▸ Exercise brief:
Look through the material and copy each line holding "name".

▸ Extracted data:
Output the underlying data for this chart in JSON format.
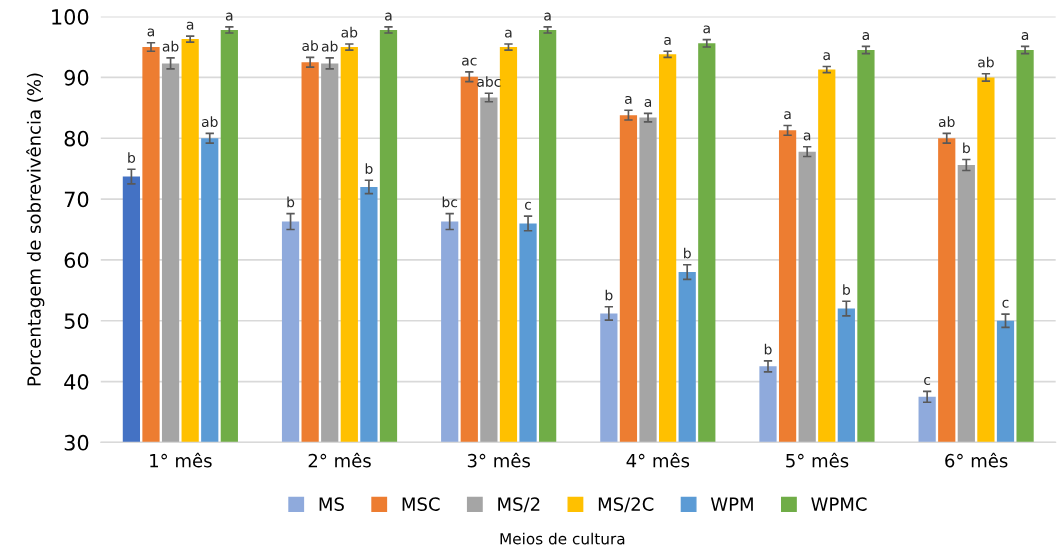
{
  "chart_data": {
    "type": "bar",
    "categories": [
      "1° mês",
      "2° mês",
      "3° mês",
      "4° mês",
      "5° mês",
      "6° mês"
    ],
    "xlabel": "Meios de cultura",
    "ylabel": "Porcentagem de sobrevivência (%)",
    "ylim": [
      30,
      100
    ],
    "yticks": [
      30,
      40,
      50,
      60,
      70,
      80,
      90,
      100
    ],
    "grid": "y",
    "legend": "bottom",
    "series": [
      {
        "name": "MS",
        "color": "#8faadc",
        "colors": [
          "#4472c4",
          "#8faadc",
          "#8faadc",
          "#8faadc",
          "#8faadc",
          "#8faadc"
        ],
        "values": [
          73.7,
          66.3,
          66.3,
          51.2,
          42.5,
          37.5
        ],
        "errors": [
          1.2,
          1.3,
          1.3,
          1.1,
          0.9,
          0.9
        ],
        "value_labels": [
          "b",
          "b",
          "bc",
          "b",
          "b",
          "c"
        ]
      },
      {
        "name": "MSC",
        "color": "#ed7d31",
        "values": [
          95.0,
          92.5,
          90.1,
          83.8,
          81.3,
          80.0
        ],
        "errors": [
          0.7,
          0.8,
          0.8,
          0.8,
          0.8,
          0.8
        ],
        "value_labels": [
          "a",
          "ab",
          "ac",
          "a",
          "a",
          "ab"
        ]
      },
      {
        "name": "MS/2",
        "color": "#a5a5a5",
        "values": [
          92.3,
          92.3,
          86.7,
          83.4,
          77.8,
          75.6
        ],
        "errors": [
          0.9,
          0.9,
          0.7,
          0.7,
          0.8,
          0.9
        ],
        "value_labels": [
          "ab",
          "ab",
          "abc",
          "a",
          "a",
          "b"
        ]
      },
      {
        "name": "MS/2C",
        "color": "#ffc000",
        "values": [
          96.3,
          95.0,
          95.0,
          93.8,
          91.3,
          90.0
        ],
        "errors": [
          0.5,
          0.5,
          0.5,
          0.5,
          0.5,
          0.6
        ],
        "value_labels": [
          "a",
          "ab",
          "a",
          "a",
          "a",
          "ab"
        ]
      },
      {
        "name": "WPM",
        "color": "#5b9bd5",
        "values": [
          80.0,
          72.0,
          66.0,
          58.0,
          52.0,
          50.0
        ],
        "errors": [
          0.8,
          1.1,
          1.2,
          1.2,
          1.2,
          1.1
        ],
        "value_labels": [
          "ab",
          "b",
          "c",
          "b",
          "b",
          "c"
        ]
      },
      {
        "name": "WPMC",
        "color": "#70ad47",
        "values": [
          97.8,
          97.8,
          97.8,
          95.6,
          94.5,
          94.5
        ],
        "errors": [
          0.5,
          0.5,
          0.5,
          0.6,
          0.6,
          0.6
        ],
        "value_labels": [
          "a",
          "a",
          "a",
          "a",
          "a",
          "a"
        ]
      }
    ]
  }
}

▸ Output of the exercise:
        "name": "MS",
        "name": "MSC",
        "name": "MS/2",
        "name": "MS/2C",
        "name": "WPM",
        "name": "WPMC",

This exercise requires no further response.